* _Work to complete_: Set out each line of the records below as a Markdown table with two columns, Row and Line. Number the rows in order and leave out any blank lines.

─── Supplied material

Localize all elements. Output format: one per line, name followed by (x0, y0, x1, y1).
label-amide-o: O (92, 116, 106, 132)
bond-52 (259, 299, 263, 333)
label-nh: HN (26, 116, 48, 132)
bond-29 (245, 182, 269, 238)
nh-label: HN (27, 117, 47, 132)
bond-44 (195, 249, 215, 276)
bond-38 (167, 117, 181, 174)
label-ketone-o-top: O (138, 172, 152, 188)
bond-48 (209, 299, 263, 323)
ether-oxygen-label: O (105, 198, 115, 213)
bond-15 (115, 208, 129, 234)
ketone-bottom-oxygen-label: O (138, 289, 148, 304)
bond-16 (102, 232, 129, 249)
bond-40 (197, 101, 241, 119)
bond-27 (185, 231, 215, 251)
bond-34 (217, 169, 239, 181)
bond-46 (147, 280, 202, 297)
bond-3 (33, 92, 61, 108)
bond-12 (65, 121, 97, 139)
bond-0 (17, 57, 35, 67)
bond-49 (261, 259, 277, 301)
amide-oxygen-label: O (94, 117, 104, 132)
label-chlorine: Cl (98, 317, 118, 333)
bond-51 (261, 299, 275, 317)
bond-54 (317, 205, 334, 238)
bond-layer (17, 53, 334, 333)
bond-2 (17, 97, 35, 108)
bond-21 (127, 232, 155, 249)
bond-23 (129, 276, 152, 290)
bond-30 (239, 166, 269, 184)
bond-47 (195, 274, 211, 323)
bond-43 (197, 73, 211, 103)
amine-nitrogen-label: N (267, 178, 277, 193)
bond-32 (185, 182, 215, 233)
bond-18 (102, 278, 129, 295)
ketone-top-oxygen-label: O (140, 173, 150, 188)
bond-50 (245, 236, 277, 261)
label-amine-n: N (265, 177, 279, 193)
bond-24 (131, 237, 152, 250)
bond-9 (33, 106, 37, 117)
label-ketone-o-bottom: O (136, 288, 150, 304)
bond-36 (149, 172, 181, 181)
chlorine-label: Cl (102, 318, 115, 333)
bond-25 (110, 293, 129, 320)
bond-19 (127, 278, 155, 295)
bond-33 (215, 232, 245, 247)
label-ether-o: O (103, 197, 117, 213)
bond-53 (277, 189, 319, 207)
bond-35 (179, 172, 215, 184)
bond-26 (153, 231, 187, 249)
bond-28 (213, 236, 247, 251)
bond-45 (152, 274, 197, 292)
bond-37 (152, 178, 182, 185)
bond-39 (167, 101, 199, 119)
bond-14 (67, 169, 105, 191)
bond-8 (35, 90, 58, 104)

──────

* _Complete answer_:
| Row | Line |
|---|---|
| 1 | Localize all elements. Output format: one per line, name followed by (x0, y0, x1, y1). |
| 2 | label-amide-o: O (92, 116, 106, 132) |
| 3 | bond-52 (259, 299, 263, 333) |
| 4 | label-nh: HN (26, 116, 48, 132) |
| 5 | bond-29 (245, 182, 269, 238) |
| 6 | nh-label: HN (27, 117, 47, 132) |
| 7 | bond-44 (195, 249, 215, 276) |
| 8 | bond-38 (167, 117, 181, 174) |
| 9 | label-ketone-o-top: O (138, 172, 152, 188) |
| 10 | bond-48 (209, 299, 263, 323) |
| 11 | ether-oxygen-label: O (105, 198, 115, 213) |
| 12 | bond-15 (115, 208, 129, 234) |
| 13 | ketone-bottom-oxygen-label: O (138, 289, 148, 304) |
| 14 | bond-16 (102, 232, 129, 249) |
| 15 | bond-40 (197, 101, 241, 119) |
| 16 | bond-27 (185, 231, 215, 251) |
| 17 | bond-34 (217, 169, 239, 181) |
| 18 | bond-46 (147, 280, 202, 297) |
| 19 | bond-3 (33, 92, 61, 108) |
| 20 | bond-12 (65, 121, 97, 139) |
| 21 | bond-0 (17, 57, 35, 67) |
| 22 | bond-49 (261, 259, 277, 301) |
| 23 | amide-oxygen-label: O (94, 117, 104, 132) |
| 24 | label-chlorine: Cl (98, 317, 118, 333) |
| 25 | bond-51 (261, 299, 275, 317) |
| 26 | bond-54 (317, 205, 334, 238) |
| 27 | bond-layer (17, 53, 334, 333) |
| 28 | bond-2 (17, 97, 35, 108) |
| 29 | bond-21 (127, 232, 155, 249) |
| 30 | bond-23 (129, 276, 152, 290) |
| 31 | bond-30 (239, 166, 269, 184) |
| 32 | bond-47 (195, 274, 211, 323) |
| 33 | bond-43 (197, 73, 211, 103) |
| 34 | amine-nitrogen-label: N (267, 178, 277, 193) |
| 35 | bond-32 (185, 182, 215, 233) |
| 36 | bond-18 (102, 278, 129, 295) |
| 37 | ketone-top-oxygen-label: O (140, 173, 150, 188) |
| 38 | bond-50 (245, 236, 277, 261) |
| 39 | label-amine-n: N (265, 177, 279, 193) |
| 40 | bond-24 (131, 237, 152, 250) |
| 41 | bond-9 (33, 106, 37, 117) |
| 42 | label-ketone-o-bottom: O (136, 288, 150, 304) |
| 43 | bond-36 (149, 172, 181, 181) |
| 44 | chlorine-label: Cl (102, 318, 115, 333) |
| 45 | bond-25 (110, 293, 129, 320) |
| 46 | bond-19 (127, 278, 155, 295) |
| 47 | bond-33 (215, 232, 245, 247) |
| 48 | label-ether-o: O (103, 197, 117, 213) |
| 49 | bond-53 (277, 189, 319, 207) |
| 50 | bond-35 (179, 172, 215, 184) |
| 51 | bond-26 (153, 231, 187, 249) |
| 52 | bond-28 (213, 236, 247, 251) |
| 53 | bond-45 (152, 274, 197, 292) |
| 54 | bond-37 (152, 178, 182, 185) |
| 55 | bond-39 (167, 101, 199, 119) |
| 56 | bond-14 (67, 169, 105, 191) |
| 57 | bond-8 (35, 90, 58, 104) |